TO BE DONE:
Write out the full set of records below exactly.
┄┄┄┄┄┄┄┄┄┄┄┄┄┄┄┄┄┄┄┄
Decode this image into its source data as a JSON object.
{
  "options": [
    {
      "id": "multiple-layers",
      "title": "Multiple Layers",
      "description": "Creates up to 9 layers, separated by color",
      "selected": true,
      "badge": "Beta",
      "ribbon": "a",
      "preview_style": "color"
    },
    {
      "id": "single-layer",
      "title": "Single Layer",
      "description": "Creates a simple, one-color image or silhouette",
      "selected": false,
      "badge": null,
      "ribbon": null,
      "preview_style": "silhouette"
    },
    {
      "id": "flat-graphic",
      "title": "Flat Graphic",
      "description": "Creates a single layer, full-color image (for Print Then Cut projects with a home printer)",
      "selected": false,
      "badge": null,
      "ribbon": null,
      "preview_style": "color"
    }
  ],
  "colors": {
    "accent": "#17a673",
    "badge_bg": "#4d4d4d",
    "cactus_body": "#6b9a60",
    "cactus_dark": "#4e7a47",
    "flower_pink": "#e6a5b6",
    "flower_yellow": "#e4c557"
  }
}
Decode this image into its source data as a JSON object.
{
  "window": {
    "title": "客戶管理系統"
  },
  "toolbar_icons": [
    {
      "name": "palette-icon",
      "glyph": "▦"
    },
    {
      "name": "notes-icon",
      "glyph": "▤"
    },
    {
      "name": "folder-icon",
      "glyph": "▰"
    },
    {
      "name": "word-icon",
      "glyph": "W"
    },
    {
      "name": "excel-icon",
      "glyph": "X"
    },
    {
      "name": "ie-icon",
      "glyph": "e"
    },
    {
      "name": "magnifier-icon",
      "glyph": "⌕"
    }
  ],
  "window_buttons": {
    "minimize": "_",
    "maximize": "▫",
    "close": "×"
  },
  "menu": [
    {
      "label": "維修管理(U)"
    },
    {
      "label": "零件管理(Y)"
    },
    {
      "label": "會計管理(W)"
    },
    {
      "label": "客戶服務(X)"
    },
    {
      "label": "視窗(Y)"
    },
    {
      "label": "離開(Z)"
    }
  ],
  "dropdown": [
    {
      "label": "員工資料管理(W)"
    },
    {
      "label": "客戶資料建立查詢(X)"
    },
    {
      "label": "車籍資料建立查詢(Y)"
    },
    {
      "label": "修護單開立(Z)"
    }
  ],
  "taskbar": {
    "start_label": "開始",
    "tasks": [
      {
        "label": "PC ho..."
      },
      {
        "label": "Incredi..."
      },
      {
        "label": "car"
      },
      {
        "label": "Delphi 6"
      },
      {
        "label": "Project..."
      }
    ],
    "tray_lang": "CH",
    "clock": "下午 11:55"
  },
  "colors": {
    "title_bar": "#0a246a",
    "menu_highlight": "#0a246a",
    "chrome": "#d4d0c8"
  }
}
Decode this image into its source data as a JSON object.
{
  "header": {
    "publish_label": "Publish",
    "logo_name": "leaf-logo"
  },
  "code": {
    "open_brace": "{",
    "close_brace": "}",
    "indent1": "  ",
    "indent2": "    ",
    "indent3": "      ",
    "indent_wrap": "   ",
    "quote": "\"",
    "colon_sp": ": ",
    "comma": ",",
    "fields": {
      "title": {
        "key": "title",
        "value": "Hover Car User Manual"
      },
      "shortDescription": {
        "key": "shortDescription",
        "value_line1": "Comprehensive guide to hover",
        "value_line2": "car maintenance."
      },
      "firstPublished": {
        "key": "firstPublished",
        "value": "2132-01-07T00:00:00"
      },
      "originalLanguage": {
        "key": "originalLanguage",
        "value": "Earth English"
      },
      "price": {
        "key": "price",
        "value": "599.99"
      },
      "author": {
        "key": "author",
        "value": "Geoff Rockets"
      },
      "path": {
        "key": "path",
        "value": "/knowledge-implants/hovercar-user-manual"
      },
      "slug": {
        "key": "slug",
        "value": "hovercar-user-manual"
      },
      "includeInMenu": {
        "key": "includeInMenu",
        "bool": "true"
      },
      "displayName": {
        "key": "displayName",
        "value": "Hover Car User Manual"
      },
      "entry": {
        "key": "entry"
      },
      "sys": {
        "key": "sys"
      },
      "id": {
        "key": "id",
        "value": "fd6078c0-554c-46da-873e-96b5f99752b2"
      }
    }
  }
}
┄┄┄┄┄┄┄┄┄┄┄┄┄┄┄┄┄┄┄┄
EXERCISE ANSWER:
Decode this image into its source data as a JSON object.
{
  "options": [
    {
      "id": "multiple-layers",
      "title": "Multiple Layers",
      "description": "Creates up to 9 layers, separated by color",
      "selected": true,
      "badge": "Beta",
      "ribbon": "a",
      "preview_style": "color"
    },
    {
      "id": "single-layer",
      "title": "Single Layer",
      "description": "Creates a simple, one-color image or silhouette",
      "selected": false,
      "badge": null,
      "ribbon": null,
      "preview_style": "silhouette"
    },
    {
      "id": "flat-graphic",
      "title": "Flat Graphic",
      "description": "Creates a single layer, full-color image (for Print Then Cut projects with a home printer)",
      "selected": false,
      "badge": null,
      "ribbon": null,
      "preview_style": "color"
    }
  ],
  "colors": {
    "accent": "#17a673",
    "badge_bg": "#4d4d4d",
    "cactus_body": "#6b9a60",
    "cactus_dark": "#4e7a47",
    "flower_pink": "#e6a5b6",
    "flower_yellow": "#e4c557"
  }
}
Decode this image into its source data as a JSON object.
{
  "window": {
    "title": "客戶管理系統"
  },
  "toolbar_icons": [
    {
      "name": "palette-icon",
      "glyph": "▦"
    },
    {
      "name": "notes-icon",
      "glyph": "▤"
    },
    {
      "name": "folder-icon",
      "glyph": "▰"
    },
    {
      "name": "word-icon",
      "glyph": "W"
    },
    {
      "name": "excel-icon",
      "glyph": "X"
    },
    {
      "name": "ie-icon",
      "glyph": "e"
    },
    {
      "name": "magnifier-icon",
      "glyph": "⌕"
    }
  ],
  "window_buttons": {
    "minimize": "_",
    "maximize": "▫",
    "close": "×"
  },
  "menu": [
    {
      "label": "維修管理(U)"
    },
    {
      "label": "零件管理(Y)"
    },
    {
      "label": "會計管理(W)"
    },
    {
      "label": "客戶服務(X)"
    },
    {
      "label": "視窗(Y)"
    },
    {
      "label": "離開(Z)"
    }
  ],
  "dropdown": [
    {
      "label": "員工資料管理(W)"
    },
    {
      "label": "客戶資料建立查詢(X)"
    },
    {
      "label": "車籍資料建立查詢(Y)"
    },
    {
      "label": "修護單開立(Z)"
    }
  ],
  "taskbar": {
    "start_label": "開始",
    "tasks": [
      {
        "label": "PC ho..."
      },
      {
        "label": "Incredi..."
      },
      {
        "label": "car"
      },
      {
        "label": "Delphi 6"
      },
      {
        "label": "Project..."
      }
    ],
    "tray_lang": "CH",
    "clock": "下午 11:55"
  },
  "colors": {
    "title_bar": "#0a246a",
    "menu_highlight": "#0a246a",
    "chrome": "#d4d0c8"
  }
}
Decode this image into its source data as a JSON object.
{
  "header": {
    "publish_label": "Publish",
    "logo_name": "leaf-logo"
  },
  "code": {
    "open_brace": "{",
    "close_brace": "}",
    "indent1": "  ",
    "indent2": "    ",
    "indent3": "      ",
    "indent_wrap": "   ",
    "quote": "\"",
    "colon_sp": ": ",
    "comma": ",",
    "fields": {
      "title": {
        "key": "title",
        "value": "Hover Car User Manual"
      },
      "shortDescription": {
        "key": "shortDescription",
        "value_line1": "Comprehensive guide to hover",
        "value_line2": "car maintenance."
      },
      "firstPublished": {
        "key": "firstPublished",
        "value": "2132-01-07T00:00:00"
      },
      "originalLanguage": {
        "key": "originalLanguage",
        "value": "Earth English"
      },
      "price": {
        "key": "price",
        "value": "599.99"
      },
      "author": {
        "key": "author",
        "value": "Geoff Rockets"
      },
      "path": {
        "key": "path",
        "value": "/knowledge-implants/hovercar-user-manual"
      },
      "slug": {
        "key": "slug",
        "value": "hovercar-user-manual"
      },
      "includeInMenu": {
        "key": "includeInMenu",
        "bool": "true"
      },
      "displayName": {
        "key": "displayName",
        "value": "Hover Car User Manual"
      },
      "entry": {
        "key": "entry"
      },
      "sys": {
        "key": "sys"
      },
      "id": {
        "key": "id",
        "value": "fd6078c0-554c-46da-873e-96b5f99752b2"
      }
    }
  }
}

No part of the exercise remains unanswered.